## Stored records
━━━━━━━━━━━━━━━━━━━━
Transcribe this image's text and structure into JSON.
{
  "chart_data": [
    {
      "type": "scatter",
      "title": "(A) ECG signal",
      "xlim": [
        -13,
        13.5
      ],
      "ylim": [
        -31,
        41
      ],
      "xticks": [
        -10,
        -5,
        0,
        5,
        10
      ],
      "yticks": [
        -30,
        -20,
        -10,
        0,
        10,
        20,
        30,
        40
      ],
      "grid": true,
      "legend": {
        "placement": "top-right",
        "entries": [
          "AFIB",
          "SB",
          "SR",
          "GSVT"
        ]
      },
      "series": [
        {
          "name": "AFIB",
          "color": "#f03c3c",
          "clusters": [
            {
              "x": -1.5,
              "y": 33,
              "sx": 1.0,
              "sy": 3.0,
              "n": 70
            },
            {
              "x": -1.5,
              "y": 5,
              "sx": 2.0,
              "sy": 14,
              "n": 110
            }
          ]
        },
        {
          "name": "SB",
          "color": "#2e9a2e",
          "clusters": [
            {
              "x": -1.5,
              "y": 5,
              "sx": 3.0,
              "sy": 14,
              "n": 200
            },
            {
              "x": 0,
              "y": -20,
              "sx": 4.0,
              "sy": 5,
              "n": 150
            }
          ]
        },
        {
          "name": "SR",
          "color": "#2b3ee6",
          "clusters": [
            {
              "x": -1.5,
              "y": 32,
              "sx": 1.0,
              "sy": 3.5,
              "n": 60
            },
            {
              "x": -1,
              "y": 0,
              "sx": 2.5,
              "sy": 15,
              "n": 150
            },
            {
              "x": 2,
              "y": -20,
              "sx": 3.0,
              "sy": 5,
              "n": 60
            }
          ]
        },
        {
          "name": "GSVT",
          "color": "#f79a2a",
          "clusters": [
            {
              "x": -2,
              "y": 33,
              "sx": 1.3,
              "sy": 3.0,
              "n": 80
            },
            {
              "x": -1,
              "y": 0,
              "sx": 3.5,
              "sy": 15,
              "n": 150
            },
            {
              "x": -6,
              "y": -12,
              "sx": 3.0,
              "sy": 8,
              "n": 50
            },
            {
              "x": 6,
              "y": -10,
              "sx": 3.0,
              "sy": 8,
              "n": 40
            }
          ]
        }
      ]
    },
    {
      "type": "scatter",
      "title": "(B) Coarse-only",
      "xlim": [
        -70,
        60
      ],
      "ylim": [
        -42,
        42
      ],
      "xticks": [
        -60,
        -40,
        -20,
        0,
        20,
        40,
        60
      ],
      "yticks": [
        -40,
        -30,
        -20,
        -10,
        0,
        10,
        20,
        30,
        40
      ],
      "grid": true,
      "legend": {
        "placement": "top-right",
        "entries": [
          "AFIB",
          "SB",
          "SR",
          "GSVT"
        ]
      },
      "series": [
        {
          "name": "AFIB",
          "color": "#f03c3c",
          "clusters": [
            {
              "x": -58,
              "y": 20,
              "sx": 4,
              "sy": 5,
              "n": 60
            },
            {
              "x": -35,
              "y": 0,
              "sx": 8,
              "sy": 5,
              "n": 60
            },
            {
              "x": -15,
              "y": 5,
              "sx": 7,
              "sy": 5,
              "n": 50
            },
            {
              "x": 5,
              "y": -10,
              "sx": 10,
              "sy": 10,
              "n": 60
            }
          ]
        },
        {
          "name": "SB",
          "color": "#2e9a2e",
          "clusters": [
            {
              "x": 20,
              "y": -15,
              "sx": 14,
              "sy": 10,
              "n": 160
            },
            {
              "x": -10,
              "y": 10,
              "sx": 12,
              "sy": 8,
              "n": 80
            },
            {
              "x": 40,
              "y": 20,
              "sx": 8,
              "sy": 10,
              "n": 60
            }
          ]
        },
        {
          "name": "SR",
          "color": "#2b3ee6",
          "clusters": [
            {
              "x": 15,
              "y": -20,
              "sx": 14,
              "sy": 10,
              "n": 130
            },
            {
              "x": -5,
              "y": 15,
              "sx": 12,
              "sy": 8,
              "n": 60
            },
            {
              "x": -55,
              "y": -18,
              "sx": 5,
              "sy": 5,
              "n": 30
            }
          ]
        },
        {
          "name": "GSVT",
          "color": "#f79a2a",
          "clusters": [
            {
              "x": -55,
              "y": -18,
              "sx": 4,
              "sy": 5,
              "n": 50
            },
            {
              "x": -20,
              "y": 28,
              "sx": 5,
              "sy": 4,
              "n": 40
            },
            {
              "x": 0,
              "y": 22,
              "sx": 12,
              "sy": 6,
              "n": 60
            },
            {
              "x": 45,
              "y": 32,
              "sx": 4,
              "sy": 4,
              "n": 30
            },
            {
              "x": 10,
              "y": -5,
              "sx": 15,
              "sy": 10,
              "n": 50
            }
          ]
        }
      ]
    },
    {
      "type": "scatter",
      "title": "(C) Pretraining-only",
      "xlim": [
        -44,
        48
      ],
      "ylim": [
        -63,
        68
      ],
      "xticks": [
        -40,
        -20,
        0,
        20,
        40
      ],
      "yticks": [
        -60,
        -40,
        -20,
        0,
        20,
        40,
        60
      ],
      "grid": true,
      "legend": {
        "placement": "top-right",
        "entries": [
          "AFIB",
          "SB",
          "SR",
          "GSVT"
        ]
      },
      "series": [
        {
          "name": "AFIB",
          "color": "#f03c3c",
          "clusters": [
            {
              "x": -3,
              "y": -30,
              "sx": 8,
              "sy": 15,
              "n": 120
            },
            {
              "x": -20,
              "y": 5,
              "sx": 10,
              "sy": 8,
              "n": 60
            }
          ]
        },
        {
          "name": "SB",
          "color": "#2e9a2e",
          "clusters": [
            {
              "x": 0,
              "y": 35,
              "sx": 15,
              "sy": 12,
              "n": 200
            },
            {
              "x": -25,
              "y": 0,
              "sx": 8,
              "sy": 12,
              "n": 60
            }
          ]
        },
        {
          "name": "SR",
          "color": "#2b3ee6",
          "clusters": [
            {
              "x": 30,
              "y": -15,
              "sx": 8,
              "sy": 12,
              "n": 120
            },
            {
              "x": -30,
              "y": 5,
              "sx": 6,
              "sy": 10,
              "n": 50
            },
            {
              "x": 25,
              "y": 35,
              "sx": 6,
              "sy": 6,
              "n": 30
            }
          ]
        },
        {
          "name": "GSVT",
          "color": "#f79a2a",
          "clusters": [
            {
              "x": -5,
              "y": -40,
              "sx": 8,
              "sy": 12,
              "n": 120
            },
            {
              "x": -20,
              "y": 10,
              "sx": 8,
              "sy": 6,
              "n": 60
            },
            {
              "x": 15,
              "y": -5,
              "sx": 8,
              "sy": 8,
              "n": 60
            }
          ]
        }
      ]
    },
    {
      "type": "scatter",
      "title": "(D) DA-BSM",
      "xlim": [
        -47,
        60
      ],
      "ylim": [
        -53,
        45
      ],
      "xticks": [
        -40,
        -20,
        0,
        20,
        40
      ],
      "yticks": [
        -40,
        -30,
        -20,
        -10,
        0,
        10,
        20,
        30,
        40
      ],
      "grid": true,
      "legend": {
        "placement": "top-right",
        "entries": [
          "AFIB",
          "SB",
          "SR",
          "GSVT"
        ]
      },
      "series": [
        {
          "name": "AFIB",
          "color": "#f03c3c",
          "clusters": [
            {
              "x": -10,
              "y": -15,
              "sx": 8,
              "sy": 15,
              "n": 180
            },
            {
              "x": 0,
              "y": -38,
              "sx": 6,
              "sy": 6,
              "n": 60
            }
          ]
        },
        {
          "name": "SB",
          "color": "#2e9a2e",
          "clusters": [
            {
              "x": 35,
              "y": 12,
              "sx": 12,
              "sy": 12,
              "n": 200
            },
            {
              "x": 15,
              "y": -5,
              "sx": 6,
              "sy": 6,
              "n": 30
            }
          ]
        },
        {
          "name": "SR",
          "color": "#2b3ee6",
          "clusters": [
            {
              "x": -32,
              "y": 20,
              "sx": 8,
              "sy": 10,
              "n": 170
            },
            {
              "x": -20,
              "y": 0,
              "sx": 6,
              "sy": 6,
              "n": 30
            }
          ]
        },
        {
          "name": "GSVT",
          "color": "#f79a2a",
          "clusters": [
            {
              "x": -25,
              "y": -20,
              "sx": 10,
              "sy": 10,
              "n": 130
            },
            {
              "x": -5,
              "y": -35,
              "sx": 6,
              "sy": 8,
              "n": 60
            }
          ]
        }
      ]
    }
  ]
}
━━━━━━━━━━━━━━━━━━━━
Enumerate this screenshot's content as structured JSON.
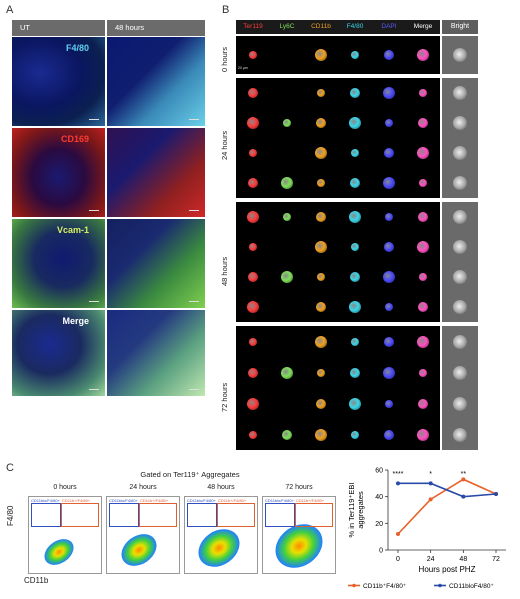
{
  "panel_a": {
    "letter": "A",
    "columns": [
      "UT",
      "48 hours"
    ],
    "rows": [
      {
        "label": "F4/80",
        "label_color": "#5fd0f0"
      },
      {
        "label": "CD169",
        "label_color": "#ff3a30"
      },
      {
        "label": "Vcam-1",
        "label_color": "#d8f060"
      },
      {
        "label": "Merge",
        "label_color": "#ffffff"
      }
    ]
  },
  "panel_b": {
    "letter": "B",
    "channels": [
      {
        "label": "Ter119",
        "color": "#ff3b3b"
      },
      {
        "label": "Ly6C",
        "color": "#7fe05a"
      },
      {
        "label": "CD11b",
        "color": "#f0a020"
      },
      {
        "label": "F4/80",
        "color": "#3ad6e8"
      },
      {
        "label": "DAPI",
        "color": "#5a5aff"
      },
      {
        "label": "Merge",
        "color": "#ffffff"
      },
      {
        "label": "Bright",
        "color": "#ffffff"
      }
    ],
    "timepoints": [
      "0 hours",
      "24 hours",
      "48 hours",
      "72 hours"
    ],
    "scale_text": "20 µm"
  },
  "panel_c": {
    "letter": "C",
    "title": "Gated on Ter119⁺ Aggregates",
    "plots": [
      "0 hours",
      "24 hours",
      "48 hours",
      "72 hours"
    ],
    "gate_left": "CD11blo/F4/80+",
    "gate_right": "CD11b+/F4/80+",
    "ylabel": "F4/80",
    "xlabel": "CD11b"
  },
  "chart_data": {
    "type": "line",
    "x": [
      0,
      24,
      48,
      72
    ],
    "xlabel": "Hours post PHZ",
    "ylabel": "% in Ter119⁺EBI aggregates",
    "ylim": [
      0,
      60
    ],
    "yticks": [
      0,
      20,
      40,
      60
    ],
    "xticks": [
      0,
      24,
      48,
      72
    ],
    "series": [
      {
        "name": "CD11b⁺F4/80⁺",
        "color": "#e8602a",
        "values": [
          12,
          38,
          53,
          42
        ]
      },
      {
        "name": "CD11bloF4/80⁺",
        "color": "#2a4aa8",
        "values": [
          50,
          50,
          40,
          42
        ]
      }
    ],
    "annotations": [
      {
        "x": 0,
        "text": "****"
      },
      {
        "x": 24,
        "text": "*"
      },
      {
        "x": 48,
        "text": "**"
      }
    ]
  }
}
━━━━━━━━━━━━━━━━━━━━
List the lines of the records where "ylabel" occurs.

    "ylabel": "F4/80",
    "ylabel": "% in Ter119⁺EBI aggregates",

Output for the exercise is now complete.